Go through the entries and say how many lines contain the string "underhoused". The number is the whole answer.

>>>>>

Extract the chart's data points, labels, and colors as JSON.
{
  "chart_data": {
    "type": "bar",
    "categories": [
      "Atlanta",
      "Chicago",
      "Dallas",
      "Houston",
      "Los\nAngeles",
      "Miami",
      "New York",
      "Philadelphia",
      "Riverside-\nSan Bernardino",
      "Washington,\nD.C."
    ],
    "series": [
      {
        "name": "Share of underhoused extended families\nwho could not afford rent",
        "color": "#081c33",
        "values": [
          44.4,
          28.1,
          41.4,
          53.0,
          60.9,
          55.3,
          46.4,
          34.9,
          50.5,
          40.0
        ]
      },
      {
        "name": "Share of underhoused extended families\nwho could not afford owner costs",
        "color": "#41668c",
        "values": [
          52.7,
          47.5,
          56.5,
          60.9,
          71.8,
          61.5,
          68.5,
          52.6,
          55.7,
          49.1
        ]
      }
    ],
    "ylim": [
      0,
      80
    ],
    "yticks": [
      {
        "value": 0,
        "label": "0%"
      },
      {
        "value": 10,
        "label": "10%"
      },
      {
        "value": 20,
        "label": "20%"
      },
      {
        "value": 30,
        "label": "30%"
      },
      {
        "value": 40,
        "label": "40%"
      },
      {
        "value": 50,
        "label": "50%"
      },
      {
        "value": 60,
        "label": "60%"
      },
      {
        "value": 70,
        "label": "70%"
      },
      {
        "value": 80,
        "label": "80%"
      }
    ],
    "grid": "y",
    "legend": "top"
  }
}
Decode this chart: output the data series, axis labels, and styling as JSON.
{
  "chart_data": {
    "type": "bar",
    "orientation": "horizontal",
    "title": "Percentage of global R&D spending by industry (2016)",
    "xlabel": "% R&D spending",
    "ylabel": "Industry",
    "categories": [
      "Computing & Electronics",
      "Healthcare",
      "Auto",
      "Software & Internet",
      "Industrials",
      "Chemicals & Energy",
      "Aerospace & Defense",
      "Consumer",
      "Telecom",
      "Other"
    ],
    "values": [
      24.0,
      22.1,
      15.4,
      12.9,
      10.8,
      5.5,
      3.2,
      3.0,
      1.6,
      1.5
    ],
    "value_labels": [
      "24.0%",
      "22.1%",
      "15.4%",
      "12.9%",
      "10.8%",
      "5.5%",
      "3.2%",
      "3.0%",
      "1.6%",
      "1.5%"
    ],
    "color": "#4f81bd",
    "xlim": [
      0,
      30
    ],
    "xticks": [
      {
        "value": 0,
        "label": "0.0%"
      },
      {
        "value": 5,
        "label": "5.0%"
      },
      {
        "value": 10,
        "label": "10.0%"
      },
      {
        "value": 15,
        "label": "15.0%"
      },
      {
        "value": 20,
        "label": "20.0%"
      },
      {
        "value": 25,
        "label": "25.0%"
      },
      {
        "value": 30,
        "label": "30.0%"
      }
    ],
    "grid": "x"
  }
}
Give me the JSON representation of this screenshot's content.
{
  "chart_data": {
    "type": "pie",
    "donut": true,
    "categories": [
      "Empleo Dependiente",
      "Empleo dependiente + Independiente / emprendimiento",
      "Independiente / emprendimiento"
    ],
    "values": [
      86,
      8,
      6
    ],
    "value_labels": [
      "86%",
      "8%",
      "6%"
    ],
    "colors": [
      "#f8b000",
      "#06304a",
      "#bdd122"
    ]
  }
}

<<<<<

Answer for this exercise:
2